• Do this: Take the entries below and reproduce them word for word.

:: Records ::

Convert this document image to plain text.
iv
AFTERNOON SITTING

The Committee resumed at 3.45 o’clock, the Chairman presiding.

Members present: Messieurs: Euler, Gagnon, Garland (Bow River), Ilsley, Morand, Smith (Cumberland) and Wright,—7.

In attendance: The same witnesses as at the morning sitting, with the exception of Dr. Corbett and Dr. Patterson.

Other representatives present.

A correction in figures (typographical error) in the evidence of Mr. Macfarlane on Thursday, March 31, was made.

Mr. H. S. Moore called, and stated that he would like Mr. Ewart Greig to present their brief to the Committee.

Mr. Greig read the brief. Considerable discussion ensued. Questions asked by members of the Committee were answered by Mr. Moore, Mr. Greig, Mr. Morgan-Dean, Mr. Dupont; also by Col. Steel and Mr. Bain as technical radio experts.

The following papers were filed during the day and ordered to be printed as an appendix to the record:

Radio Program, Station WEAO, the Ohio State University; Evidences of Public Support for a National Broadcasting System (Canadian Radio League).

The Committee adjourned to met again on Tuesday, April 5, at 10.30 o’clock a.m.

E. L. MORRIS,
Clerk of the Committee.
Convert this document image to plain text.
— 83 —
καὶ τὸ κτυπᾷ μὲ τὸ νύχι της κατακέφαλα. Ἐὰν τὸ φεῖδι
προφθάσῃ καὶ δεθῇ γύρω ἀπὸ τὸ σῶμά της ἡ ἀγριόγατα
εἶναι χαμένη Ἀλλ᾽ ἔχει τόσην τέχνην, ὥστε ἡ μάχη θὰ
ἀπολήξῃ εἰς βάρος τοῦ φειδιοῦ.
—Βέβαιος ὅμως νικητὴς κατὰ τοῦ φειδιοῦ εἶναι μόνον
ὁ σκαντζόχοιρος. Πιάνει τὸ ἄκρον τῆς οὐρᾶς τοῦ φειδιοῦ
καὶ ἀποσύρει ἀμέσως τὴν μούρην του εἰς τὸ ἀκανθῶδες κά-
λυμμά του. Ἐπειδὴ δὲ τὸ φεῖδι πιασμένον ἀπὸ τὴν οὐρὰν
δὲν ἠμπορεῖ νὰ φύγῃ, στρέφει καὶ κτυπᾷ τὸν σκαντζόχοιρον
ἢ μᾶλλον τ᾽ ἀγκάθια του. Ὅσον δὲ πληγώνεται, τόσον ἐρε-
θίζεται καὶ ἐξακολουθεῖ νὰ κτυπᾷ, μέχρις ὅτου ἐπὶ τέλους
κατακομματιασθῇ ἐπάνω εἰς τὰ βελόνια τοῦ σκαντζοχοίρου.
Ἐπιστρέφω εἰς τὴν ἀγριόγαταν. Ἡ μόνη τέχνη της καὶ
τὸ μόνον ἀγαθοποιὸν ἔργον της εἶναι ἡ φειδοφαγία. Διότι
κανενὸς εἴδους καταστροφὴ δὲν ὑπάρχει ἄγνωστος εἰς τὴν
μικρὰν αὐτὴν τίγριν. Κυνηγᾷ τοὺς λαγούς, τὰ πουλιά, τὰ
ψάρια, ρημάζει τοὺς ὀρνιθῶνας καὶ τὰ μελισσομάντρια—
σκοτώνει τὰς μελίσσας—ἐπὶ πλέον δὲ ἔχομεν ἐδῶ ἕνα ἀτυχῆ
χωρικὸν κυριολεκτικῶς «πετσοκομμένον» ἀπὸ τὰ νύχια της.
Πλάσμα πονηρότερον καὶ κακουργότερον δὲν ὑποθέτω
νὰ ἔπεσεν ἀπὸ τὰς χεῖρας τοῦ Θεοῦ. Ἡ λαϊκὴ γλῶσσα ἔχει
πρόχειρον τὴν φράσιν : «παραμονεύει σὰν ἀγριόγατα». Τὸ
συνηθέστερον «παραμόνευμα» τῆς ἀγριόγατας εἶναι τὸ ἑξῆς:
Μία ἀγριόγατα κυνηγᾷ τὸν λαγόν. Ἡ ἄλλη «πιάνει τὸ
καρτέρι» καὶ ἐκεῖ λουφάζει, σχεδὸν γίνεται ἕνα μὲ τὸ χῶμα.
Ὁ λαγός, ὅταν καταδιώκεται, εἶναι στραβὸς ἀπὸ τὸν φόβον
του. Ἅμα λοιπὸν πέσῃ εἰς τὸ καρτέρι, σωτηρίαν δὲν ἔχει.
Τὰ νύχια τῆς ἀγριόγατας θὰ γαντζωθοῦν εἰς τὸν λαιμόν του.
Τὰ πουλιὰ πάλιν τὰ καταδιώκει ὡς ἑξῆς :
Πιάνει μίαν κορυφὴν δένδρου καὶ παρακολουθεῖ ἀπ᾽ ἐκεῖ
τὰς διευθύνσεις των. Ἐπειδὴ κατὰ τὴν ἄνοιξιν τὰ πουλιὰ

:::

• The completed task:
Convert this document image to plain text.
iv
AFTERNOON SITTING

The Committee resumed at 3.45 o’clock, the Chairman presiding.

Members present: Messieurs: Euler, Gagnon, Garland (Bow River), Ilsley, Morand, Smith (Cumberland) and Wright,—7.

In attendance: The same witnesses as at the morning sitting, with the exception of Dr. Corbett and Dr. Patterson.

Other representatives present.

A correction in figures (typographical error) in the evidence of Mr. Macfarlane on Thursday, March 31, was made.

Mr. H. S. Moore called, and stated that he would like Mr. Ewart Greig to present their brief to the Committee.

Mr. Greig read the brief. Considerable discussion ensued. Questions asked by members of the Committee were answered by Mr. Moore, Mr. Greig, Mr. Morgan-Dean, Mr. Dupont; also by Col. Steel and Mr. Bain as technical radio experts.

The following papers were filed during the day and ordered to be printed as an appendix to the record:

Radio Program, Station WEAO, the Ohio State University; Evidences of Public Support for a National Broadcasting System (Canadian Radio League).

The Committee adjourned to met again on Tuesday, April 5, at 10.30 o’clock a.m.

E. L. MORRIS,
Clerk of the Committee.
Convert this document image to plain text.
— 83 —
καὶ τὸ κτυπᾷ μὲ τὸ νύχι της κατακέφαλα. Ἐὰν τὸ φεῖδι
προφθάσῃ καὶ δεθῇ γύρω ἀπὸ τὸ σῶμά της ἡ ἀγριόγατα
εἶναι χαμένη Ἀλλ᾽ ἔχει τόσην τέχνην, ὥστε ἡ μάχη θὰ
ἀπολήξῃ εἰς βάρος τοῦ φειδιοῦ.
—Βέβαιος ὅμως νικητὴς κατὰ τοῦ φειδιοῦ εἶναι μόνον
ὁ σκαντζόχοιρος. Πιάνει τὸ ἄκρον τῆς οὐρᾶς τοῦ φειδιοῦ
καὶ ἀποσύρει ἀμέσως τὴν μούρην του εἰς τὸ ἀκανθῶδες κά-
λυμμά του. Ἐπειδὴ δὲ τὸ φεῖδι πιασμένον ἀπὸ τὴν οὐρὰν
δὲν ἠμπορεῖ νὰ φύγῃ, στρέφει καὶ κτυπᾷ τὸν σκαντζόχοιρον
ἢ μᾶλλον τ᾽ ἀγκάθια του. Ὅσον δὲ πληγώνεται, τόσον ἐρε-
θίζεται καὶ ἐξακολουθεῖ νὰ κτυπᾷ, μέχρις ὅτου ἐπὶ τέλους
κατακομματιασθῇ ἐπάνω εἰς τὰ βελόνια τοῦ σκαντζοχοίρου.
Ἐπιστρέφω εἰς τὴν ἀγριόγαταν. Ἡ μόνη τέχνη της καὶ
τὸ μόνον ἀγαθοποιὸν ἔργον της εἶναι ἡ φειδοφαγία. Διότι
κανενὸς εἴδους καταστροφὴ δὲν ὑπάρχει ἄγνωστος εἰς τὴν
μικρὰν αὐτὴν τίγριν. Κυνηγᾷ τοὺς λαγούς, τὰ πουλιά, τὰ
ψάρια, ρημάζει τοὺς ὀρνιθῶνας καὶ τὰ μελισσομάντρια—
σκοτώνει τὰς μελίσσας—ἐπὶ πλέον δὲ ἔχομεν ἐδῶ ἕνα ἀτυχῆ
χωρικὸν κυριολεκτικῶς «πετσοκομμένον» ἀπὸ τὰ νύχια της.
Πλάσμα πονηρότερον καὶ κακουργότερον δὲν ὑποθέτω
νὰ ἔπεσεν ἀπὸ τὰς χεῖρας τοῦ Θεοῦ. Ἡ λαϊκὴ γλῶσσα ἔχει
πρόχειρον τὴν φράσιν : «παραμονεύει σὰν ἀγριόγατα». Τὸ
συνηθέστερον «παραμόνευμα» τῆς ἀγριόγατας εἶναι τὸ ἑξῆς:
Μία ἀγριόγατα κυνηγᾷ τὸν λαγόν. Ἡ ἄλλη «πιάνει τὸ
καρτέρι» καὶ ἐκεῖ λουφάζει, σχεδὸν γίνεται ἕνα μὲ τὸ χῶμα.
Ὁ λαγός, ὅταν καταδιώκεται, εἶναι στραβὸς ἀπὸ τὸν φόβον
του. Ἅμα λοιπὸν πέσῃ εἰς τὸ καρτέρι, σωτηρίαν δὲν ἔχει.
Τὰ νύχια τῆς ἀγριόγατας θὰ γαντζωθοῦν εἰς τὸν λαιμόν του.
Τὰ πουλιὰ πάλιν τὰ καταδιώκει ὡς ἑξῆς :
Πιάνει μίαν κορυφὴν δένδρου καὶ παρακολουθεῖ ἀπ᾽ ἐκεῖ
τὰς διευθύνσεις των. Ἐπειδὴ κατὰ τὴν ἄνοιξιν τὰ πουλιὰ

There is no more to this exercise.